▶ AIM OF THE TASK: Identify the lines bearing the string "định" and gather them.

▶ DATA:
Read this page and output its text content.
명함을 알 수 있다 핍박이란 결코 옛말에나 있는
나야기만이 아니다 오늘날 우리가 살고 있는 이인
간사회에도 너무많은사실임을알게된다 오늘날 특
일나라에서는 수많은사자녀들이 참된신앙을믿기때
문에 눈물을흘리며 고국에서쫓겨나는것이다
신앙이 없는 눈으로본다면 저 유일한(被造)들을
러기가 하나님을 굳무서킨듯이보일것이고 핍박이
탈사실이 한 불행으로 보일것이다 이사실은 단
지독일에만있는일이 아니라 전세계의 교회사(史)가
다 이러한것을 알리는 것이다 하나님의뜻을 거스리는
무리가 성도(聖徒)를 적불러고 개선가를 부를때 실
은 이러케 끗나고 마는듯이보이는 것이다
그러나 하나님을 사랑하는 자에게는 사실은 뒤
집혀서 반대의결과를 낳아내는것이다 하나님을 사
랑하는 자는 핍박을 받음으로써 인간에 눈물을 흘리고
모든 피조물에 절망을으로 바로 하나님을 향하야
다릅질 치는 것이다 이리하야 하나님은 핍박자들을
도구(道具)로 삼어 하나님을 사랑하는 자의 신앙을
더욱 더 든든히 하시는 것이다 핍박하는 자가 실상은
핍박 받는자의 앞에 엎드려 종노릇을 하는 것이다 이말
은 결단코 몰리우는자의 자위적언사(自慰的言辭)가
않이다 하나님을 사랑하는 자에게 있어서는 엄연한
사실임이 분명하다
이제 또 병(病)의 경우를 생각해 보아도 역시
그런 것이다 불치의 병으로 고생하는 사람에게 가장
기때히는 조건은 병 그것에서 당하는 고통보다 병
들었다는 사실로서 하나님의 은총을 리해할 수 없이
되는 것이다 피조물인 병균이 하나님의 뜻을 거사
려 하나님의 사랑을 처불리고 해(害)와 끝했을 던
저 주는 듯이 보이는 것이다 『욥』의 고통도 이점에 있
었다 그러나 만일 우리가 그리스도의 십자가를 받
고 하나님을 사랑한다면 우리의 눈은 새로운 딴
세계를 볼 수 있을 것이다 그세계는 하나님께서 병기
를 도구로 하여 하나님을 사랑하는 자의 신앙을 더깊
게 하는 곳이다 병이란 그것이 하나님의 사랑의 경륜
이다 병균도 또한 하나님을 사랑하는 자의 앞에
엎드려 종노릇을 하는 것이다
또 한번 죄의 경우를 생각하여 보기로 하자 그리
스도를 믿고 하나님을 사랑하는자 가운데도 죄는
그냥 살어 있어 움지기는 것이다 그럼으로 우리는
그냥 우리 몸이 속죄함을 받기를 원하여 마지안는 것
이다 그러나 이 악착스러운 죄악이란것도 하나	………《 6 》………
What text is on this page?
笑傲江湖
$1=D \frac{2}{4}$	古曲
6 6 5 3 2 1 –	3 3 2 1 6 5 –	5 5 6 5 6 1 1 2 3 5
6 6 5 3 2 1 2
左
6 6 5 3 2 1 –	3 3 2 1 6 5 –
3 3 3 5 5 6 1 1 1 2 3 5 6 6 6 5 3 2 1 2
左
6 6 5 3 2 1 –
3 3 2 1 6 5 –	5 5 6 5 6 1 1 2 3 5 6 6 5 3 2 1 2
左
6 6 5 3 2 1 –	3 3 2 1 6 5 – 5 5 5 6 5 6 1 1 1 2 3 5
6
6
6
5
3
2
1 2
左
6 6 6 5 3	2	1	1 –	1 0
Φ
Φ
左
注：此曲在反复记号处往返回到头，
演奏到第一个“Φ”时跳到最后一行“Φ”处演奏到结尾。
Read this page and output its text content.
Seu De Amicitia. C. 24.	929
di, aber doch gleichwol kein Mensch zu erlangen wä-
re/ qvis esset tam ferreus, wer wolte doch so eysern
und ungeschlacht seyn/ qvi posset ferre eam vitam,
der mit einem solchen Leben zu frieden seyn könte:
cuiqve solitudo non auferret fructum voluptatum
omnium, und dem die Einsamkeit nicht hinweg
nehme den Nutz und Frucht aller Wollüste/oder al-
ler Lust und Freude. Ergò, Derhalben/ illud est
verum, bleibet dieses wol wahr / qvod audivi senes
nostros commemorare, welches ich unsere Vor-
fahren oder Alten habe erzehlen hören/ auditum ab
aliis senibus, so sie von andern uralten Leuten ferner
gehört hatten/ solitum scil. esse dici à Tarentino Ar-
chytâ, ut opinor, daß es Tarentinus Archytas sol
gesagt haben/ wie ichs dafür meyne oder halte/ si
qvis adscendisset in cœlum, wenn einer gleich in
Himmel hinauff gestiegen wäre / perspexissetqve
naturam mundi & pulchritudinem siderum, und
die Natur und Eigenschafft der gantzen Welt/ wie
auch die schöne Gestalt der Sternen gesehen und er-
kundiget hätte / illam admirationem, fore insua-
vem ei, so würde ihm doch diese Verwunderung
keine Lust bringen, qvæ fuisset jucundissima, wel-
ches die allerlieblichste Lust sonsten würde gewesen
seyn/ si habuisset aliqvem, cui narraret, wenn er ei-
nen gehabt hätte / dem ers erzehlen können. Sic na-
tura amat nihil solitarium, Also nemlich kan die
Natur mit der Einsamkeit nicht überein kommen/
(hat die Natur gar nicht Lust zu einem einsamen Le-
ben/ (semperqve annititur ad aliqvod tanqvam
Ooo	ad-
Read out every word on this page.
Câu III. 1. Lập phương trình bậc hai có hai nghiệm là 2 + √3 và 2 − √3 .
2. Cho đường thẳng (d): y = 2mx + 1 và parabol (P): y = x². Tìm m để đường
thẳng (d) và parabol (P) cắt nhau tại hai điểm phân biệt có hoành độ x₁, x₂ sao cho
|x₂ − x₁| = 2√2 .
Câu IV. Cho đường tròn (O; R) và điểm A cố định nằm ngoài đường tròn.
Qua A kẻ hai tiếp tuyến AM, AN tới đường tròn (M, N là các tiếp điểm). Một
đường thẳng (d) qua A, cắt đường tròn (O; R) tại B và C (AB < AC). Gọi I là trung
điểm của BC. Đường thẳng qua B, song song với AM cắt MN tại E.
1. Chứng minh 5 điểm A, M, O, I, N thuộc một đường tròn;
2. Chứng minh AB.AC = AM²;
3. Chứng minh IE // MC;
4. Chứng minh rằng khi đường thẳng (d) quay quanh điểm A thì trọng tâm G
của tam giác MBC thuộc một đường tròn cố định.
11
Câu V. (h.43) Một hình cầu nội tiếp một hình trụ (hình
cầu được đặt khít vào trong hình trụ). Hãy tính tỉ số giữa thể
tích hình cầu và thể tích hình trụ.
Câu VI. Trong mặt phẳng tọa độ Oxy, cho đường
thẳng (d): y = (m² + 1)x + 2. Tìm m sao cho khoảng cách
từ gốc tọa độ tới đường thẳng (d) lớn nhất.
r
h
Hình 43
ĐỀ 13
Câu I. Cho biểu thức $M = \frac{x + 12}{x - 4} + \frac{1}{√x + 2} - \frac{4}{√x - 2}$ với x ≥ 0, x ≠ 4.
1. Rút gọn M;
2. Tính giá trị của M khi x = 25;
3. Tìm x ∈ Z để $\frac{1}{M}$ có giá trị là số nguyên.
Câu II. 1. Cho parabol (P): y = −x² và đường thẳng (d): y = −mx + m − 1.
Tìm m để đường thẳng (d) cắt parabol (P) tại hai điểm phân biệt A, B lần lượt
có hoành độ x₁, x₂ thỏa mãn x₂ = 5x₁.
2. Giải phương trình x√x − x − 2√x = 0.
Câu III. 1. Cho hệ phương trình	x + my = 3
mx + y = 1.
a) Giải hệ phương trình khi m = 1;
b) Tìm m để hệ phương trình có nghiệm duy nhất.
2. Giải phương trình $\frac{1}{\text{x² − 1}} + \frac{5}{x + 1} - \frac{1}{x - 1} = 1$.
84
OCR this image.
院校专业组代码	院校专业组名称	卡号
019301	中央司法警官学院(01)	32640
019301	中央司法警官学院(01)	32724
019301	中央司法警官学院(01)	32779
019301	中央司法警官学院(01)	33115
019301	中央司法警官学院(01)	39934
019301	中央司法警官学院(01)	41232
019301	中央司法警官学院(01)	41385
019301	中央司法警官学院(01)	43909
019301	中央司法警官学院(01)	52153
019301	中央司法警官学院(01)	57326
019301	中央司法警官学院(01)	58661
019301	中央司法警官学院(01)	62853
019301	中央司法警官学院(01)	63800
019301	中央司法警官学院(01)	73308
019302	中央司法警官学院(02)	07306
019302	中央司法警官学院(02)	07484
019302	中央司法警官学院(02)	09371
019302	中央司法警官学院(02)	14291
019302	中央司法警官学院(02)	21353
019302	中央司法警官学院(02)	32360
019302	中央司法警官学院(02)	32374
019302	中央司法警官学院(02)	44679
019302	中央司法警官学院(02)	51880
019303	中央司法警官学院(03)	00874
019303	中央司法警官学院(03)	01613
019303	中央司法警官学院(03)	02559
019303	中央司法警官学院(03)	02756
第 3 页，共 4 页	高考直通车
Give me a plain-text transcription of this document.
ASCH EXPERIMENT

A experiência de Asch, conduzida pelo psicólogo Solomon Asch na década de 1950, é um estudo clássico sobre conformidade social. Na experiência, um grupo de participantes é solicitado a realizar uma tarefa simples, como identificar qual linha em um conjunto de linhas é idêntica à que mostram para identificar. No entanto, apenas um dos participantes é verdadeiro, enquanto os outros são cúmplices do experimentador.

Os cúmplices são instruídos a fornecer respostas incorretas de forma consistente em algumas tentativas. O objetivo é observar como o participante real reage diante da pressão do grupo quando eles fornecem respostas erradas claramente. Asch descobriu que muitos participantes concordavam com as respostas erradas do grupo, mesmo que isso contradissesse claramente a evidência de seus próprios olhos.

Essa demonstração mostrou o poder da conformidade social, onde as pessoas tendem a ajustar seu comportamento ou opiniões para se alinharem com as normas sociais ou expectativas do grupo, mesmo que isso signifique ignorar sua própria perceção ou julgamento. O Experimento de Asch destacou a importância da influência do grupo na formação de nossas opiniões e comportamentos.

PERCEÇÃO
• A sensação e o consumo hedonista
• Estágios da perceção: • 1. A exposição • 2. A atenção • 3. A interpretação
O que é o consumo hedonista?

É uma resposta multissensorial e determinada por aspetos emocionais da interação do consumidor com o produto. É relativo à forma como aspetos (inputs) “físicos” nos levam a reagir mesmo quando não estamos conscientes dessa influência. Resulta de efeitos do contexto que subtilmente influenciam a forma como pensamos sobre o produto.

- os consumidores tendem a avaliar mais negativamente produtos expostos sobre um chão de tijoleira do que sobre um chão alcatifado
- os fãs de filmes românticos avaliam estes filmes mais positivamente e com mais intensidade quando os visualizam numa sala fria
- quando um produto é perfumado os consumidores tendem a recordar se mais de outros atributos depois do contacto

▶ TASK ANSWER:
Câu IV. Cho đường tròn (O; R) và điểm A cố định nằm ngoài đường tròn.
của tam giác MBC thuộc một đường tròn cố định.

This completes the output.